> DATASET CONTENT:
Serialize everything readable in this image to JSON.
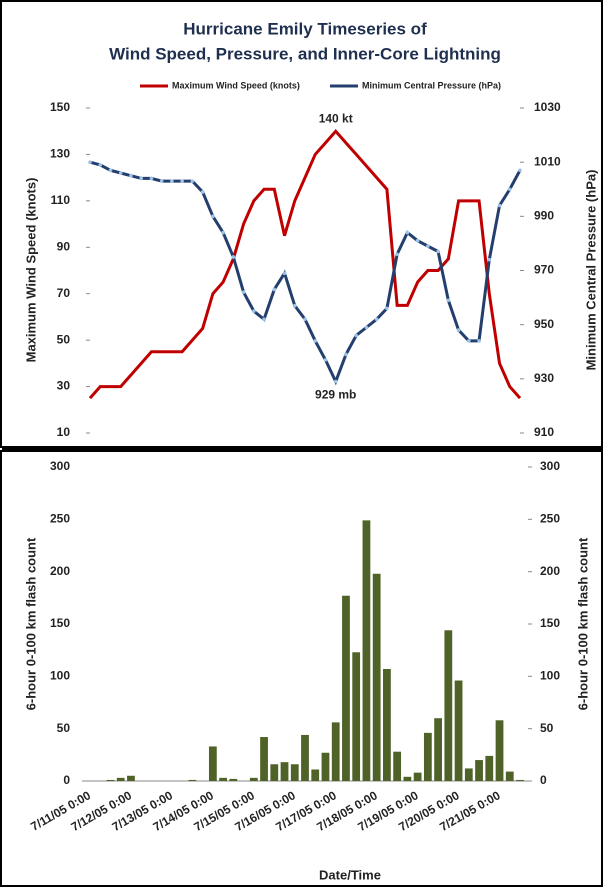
{
  "chart_data": [
    {
      "type": "line",
      "title": [
        "Hurricane Emily Timeseries of",
        "Wind Speed, Pressure, and Inner-Core Lightning"
      ],
      "ylabel": "Maximum Wind Speed (knots)",
      "y2label": "Minimum Central Pressure (hPa)",
      "ylim": [
        10,
        150
      ],
      "yticks": [
        10,
        30,
        50,
        70,
        90,
        110,
        130,
        150
      ],
      "y2lim": [
        910,
        1030
      ],
      "y2ticks": [
        910,
        930,
        950,
        970,
        990,
        1010,
        1030
      ],
      "annotations": [
        "140 kt",
        "929 mb"
      ],
      "series": [
        {
          "name": "Maximum Wind Speed (knots)",
          "color": "#c00000",
          "values": [
            25,
            30,
            30,
            30,
            35,
            40,
            45,
            45,
            45,
            45,
            50,
            55,
            70,
            75,
            85,
            100,
            110,
            115,
            115,
            95,
            110,
            120,
            130,
            135,
            140,
            135,
            130,
            125,
            120,
            115,
            65,
            65,
            75,
            80,
            80,
            85,
            110,
            110,
            110,
            70,
            40,
            30,
            25
          ]
        },
        {
          "name": "Minimum Central Pressure (hPa)",
          "color": "#243f6e",
          "axis": "y2",
          "values": [
            1010,
            1009,
            1007,
            1006,
            1005,
            1004,
            1004,
            1003,
            1003,
            1003,
            1003,
            999,
            990,
            984,
            975,
            962,
            955,
            952,
            963,
            969,
            957,
            952,
            944,
            937,
            929,
            939,
            946,
            949,
            952,
            956,
            976,
            984,
            981,
            979,
            977,
            959,
            948,
            944,
            944,
            974,
            994,
            1000,
            1007
          ]
        }
      ]
    },
    {
      "type": "bar",
      "ylabel": "6-hour 0-100 km flash count",
      "xlabel": "Date/Time",
      "ylim": [
        0,
        300
      ],
      "yticks": [
        0,
        50,
        100,
        150,
        200,
        250,
        300
      ],
      "color": "#4f6228",
      "categories": [
        "7/11/05 0:00",
        null,
        null,
        null,
        "7/12/05 0:00",
        null,
        null,
        null,
        "7/13/05 0:00",
        null,
        null,
        null,
        "7/14/05 0:00",
        null,
        null,
        null,
        "7/15/05 0:00",
        null,
        null,
        null,
        "7/16/05 0:00",
        null,
        null,
        null,
        "7/17/05 0:00",
        null,
        null,
        null,
        "7/18/05 0:00",
        null,
        null,
        null,
        "7/19/05 0:00",
        null,
        null,
        null,
        "7/20/05 0:00",
        null,
        null,
        null,
        "7/21/05 0:00",
        null,
        null
      ],
      "values": [
        0,
        0,
        1,
        3,
        5,
        0,
        0,
        0,
        0,
        0,
        1,
        0,
        33,
        3,
        2,
        0,
        3,
        42,
        16,
        18,
        16,
        44,
        11,
        27,
        56,
        177,
        123,
        249,
        198,
        107,
        28,
        4,
        8,
        46,
        60,
        144,
        96,
        12,
        20,
        24,
        58,
        9,
        1
      ]
    }
  ]
}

> WHAT YOU WILL DO:
Except for the pictures, copy every line of the records above exactly.

> SOLUTION TO THE EXERCISE:
Serialize everything readable in this image to JSON.
{
  "chart_data": [
    {
      "type": "line",
      "title": [
        "Hurricane Emily Timeseries of",
        "Wind Speed, Pressure, and Inner-Core Lightning"
      ],
      "ylabel": "Maximum Wind Speed (knots)",
      "y2label": "Minimum Central Pressure (hPa)",
      "ylim": [
        10,
        150
      ],
      "yticks": [
        10,
        30,
        50,
        70,
        90,
        110,
        130,
        150
      ],
      "y2lim": [
        910,
        1030
      ],
      "y2ticks": [
        910,
        930,
        950,
        970,
        990,
        1010,
        1030
      ],
      "annotations": [
        "140 kt",
        "929 mb"
      ],
      "series": [
        {
          "name": "Maximum Wind Speed (knots)",
          "color": "#c00000",
          "values": [
            25,
            30,
            30,
            30,
            35,
            40,
            45,
            45,
            45,
            45,
            50,
            55,
            70,
            75,
            85,
            100,
            110,
            115,
            115,
            95,
            110,
            120,
            130,
            135,
            140,
            135,
            130,
            125,
            120,
            115,
            65,
            65,
            75,
            80,
            80,
            85,
            110,
            110,
            110,
            70,
            40,
            30,
            25
          ]
        },
        {
          "name": "Minimum Central Pressure (hPa)",
          "color": "#243f6e",
          "axis": "y2",
          "values": [
            1010,
            1009,
            1007,
            1006,
            1005,
            1004,
            1004,
            1003,
            1003,
            1003,
            1003,
            999,
            990,
            984,
            975,
            962,
            955,
            952,
            963,
            969,
            957,
            952,
            944,
            937,
            929,
            939,
            946,
            949,
            952,
            956,
            976,
            984,
            981,
            979,
            977,
            959,
            948,
            944,
            944,
            974,
            994,
            1000,
            1007
          ]
        }
      ]
    },
    {
      "type": "bar",
      "ylabel": "6-hour 0-100 km flash count",
      "xlabel": "Date/Time",
      "ylim": [
        0,
        300
      ],
      "yticks": [
        0,
        50,
        100,
        150,
        200,
        250,
        300
      ],
      "color": "#4f6228",
      "categories": [
        "7/11/05 0:00",
        null,
        null,
        null,
        "7/12/05 0:00",
        null,
        null,
        null,
        "7/13/05 0:00",
        null,
        null,
        null,
        "7/14/05 0:00",
        null,
        null,
        null,
        "7/15/05 0:00",
        null,
        null,
        null,
        "7/16/05 0:00",
        null,
        null,
        null,
        "7/17/05 0:00",
        null,
        null,
        null,
        "7/18/05 0:00",
        null,
        null,
        null,
        "7/19/05 0:00",
        null,
        null,
        null,
        "7/20/05 0:00",
        null,
        null,
        null,
        "7/21/05 0:00",
        null,
        null
      ],
      "values": [
        0,
        0,
        1,
        3,
        5,
        0,
        0,
        0,
        0,
        0,
        1,
        0,
        33,
        3,
        2,
        0,
        3,
        42,
        16,
        18,
        16,
        44,
        11,
        27,
        56,
        177,
        123,
        249,
        198,
        107,
        28,
        4,
        8,
        46,
        60,
        144,
        96,
        12,
        20,
        24,
        58,
        9,
        1
      ]
    }
  ]
}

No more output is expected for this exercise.